§ Aim of the task
From the records below, copy every line that contains the word "муниципальных".

** START OF Information provided **

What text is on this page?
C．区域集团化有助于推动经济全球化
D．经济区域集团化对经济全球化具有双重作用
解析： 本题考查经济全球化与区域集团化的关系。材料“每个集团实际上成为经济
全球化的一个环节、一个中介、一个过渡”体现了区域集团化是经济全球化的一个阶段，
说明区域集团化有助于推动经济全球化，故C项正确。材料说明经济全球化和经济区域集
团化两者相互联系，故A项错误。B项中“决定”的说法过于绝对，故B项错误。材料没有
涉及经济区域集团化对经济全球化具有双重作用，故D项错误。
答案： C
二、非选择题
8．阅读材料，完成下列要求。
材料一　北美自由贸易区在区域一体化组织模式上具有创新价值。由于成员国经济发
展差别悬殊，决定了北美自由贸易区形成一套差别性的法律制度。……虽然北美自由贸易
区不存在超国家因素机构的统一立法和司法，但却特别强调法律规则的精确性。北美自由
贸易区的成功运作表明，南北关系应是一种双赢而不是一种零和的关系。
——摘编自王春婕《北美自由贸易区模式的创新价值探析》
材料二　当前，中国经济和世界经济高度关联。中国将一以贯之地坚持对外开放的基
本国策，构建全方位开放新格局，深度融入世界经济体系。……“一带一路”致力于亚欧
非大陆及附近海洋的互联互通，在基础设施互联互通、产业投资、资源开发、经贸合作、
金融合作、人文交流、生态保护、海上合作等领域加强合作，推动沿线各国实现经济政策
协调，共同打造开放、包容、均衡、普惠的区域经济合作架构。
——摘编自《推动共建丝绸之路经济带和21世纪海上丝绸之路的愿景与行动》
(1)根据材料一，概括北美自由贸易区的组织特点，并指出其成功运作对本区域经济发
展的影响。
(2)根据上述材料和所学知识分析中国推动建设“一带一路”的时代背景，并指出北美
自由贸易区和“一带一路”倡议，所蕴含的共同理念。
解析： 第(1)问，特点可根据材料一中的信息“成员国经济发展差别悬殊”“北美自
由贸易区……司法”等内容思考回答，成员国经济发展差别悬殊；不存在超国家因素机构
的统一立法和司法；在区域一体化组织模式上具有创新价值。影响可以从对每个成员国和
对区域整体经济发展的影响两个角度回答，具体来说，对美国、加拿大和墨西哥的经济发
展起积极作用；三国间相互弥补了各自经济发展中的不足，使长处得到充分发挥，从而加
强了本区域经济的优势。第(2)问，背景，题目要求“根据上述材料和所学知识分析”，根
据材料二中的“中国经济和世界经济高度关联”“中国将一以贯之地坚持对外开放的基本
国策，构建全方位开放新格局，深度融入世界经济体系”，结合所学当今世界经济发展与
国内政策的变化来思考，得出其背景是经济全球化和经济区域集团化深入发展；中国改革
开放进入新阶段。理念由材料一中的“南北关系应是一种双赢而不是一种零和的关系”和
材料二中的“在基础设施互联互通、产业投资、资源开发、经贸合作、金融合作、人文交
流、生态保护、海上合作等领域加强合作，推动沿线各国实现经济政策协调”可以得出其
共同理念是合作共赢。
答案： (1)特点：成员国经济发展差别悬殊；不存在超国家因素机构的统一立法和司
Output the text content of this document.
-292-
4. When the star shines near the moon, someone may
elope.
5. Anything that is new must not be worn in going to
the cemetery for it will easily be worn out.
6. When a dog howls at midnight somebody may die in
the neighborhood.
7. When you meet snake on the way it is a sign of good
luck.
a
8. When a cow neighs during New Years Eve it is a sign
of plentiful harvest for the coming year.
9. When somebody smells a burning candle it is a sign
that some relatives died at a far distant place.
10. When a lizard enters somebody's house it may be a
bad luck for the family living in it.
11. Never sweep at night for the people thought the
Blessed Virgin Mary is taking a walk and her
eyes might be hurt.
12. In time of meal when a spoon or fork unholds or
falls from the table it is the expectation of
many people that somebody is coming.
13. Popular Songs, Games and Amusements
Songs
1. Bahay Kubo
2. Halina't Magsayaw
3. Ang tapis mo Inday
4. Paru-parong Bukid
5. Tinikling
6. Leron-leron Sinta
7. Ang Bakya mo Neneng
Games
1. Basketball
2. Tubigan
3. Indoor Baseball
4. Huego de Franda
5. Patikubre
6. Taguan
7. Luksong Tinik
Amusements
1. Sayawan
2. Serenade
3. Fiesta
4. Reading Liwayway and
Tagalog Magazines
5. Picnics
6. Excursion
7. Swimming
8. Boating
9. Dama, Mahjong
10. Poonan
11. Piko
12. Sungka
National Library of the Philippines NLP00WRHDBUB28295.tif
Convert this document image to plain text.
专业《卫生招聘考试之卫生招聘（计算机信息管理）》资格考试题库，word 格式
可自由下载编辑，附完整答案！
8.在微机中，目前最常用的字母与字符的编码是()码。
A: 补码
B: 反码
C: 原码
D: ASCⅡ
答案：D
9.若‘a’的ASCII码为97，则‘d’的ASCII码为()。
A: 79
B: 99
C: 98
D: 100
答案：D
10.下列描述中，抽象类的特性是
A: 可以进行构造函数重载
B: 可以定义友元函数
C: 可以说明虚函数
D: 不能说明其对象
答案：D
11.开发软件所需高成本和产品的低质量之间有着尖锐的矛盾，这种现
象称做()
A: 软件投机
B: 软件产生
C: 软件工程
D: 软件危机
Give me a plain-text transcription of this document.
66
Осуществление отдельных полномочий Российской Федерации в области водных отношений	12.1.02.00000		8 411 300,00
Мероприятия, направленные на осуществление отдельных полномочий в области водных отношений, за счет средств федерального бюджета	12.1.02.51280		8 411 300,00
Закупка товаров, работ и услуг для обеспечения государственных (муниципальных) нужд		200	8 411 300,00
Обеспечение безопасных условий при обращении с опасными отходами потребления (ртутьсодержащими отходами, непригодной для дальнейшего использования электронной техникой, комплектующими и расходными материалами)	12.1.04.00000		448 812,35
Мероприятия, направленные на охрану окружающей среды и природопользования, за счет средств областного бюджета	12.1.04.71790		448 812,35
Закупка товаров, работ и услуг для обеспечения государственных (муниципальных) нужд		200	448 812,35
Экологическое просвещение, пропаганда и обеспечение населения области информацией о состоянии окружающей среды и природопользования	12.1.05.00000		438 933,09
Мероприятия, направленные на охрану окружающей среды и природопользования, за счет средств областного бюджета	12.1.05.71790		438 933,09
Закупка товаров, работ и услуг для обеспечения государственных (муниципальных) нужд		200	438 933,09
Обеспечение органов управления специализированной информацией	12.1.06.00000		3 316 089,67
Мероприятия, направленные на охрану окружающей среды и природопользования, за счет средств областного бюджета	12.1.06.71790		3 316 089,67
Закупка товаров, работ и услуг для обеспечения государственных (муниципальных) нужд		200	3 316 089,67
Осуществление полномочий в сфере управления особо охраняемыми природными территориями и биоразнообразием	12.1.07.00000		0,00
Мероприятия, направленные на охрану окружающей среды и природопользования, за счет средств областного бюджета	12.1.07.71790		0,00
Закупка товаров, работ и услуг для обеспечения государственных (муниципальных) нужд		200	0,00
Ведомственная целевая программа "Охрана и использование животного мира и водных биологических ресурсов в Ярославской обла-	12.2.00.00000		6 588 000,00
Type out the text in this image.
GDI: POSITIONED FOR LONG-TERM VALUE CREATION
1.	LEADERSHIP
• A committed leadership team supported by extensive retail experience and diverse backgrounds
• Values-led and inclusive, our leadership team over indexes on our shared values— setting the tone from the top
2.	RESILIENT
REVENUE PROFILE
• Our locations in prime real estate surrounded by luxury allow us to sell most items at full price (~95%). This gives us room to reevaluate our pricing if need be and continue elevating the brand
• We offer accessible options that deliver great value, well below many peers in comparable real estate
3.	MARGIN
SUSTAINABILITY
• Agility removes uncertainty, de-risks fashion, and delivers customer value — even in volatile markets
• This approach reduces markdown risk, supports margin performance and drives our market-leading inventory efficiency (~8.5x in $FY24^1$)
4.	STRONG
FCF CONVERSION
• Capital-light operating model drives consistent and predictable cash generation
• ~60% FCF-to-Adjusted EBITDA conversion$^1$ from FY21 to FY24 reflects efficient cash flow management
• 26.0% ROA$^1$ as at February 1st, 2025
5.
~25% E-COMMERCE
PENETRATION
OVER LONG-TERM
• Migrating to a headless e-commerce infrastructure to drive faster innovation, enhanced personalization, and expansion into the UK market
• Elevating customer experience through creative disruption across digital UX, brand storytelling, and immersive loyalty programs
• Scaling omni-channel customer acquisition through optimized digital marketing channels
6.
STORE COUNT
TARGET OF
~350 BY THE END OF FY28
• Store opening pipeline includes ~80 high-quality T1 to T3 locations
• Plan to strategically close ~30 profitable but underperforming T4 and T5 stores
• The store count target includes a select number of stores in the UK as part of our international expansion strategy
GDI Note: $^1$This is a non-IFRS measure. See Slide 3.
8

** END OF Information provided **

§ Final result
Закупка товаров, работ и услуг для обеспечения государственных (муниципальных) нужд		200	8 411 300,00
Закупка товаров, работ и услуг для обеспечения государственных (муниципальных) нужд		200	448 812,35
Закупка товаров, работ и услуг для обеспечения государственных (муниципальных) нужд		200	438 933,09
Закупка товаров, работ и услуг для обеспечения государственных (муниципальных) нужд		200	3 316 089,67
Закупка товаров, работ и услуг для обеспечения государственных (муниципальных) нужд		200	0,00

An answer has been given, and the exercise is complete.